Data lines:
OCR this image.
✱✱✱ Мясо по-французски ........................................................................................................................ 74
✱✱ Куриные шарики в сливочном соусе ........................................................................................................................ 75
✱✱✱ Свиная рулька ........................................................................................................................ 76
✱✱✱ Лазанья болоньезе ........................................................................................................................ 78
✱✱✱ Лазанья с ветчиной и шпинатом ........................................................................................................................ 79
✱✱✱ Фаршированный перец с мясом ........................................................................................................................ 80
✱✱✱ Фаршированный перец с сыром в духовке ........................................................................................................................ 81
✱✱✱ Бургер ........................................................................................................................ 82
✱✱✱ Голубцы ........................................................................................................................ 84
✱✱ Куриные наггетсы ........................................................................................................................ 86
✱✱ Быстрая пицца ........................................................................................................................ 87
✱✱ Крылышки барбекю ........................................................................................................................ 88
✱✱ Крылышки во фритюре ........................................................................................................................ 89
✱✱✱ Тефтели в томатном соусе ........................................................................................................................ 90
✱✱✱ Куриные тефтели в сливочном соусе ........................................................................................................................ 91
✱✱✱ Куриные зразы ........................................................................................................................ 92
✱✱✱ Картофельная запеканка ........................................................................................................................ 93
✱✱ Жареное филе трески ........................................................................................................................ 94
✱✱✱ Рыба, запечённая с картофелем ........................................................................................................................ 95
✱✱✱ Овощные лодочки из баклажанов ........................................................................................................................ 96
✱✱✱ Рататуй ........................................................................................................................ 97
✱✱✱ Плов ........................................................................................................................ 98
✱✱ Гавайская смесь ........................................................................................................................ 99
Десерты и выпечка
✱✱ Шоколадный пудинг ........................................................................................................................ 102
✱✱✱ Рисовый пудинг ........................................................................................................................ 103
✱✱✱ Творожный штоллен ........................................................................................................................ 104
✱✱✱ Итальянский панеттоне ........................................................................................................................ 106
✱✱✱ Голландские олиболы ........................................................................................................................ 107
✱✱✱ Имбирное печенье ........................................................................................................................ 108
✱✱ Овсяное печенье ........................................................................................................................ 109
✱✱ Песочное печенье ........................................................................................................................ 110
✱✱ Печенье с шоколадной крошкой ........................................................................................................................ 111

To be done: Type out the entries again, word for word.

Final result:
OCR this image.
✱✱✱ Мясо по-французски ........................................................................................................................ 74
✱✱ Куриные шарики в сливочном соусе ........................................................................................................................ 75
✱✱✱ Свиная рулька ........................................................................................................................ 76
✱✱✱ Лазанья болоньезе ........................................................................................................................ 78
✱✱✱ Лазанья с ветчиной и шпинатом ........................................................................................................................ 79
✱✱✱ Фаршированный перец с мясом ........................................................................................................................ 80
✱✱✱ Фаршированный перец с сыром в духовке ........................................................................................................................ 81
✱✱✱ Бургер ........................................................................................................................ 82
✱✱✱ Голубцы ........................................................................................................................ 84
✱✱ Куриные наггетсы ........................................................................................................................ 86
✱✱ Быстрая пицца ........................................................................................................................ 87
✱✱ Крылышки барбекю ........................................................................................................................ 88
✱✱ Крылышки во фритюре ........................................................................................................................ 89
✱✱✱ Тефтели в томатном соусе ........................................................................................................................ 90
✱✱✱ Куриные тефтели в сливочном соусе ........................................................................................................................ 91
✱✱✱ Куриные зразы ........................................................................................................................ 92
✱✱✱ Картофельная запеканка ........................................................................................................................ 93
✱✱ Жареное филе трески ........................................................................................................................ 94
✱✱✱ Рыба, запечённая с картофелем ........................................................................................................................ 95
✱✱✱ Овощные лодочки из баклажанов ........................................................................................................................ 96
✱✱✱ Рататуй ........................................................................................................................ 97
✱✱✱ Плов ........................................................................................................................ 98
✱✱ Гавайская смесь ........................................................................................................................ 99
Десерты и выпечка
✱✱ Шоколадный пудинг ........................................................................................................................ 102
✱✱✱ Рисовый пудинг ........................................................................................................................ 103
✱✱✱ Творожный штоллен ........................................................................................................................ 104
✱✱✱ Итальянский панеттоне ........................................................................................................................ 106
✱✱✱ Голландские олиболы ........................................................................................................................ 107
✱✱✱ Имбирное печенье ........................................................................................................................ 108
✱✱ Овсяное печенье ........................................................................................................................ 109
✱✱ Песочное печенье ........................................................................................................................ 110
✱✱ Печенье с шоколадной крошкой ........................................................................................................................ 111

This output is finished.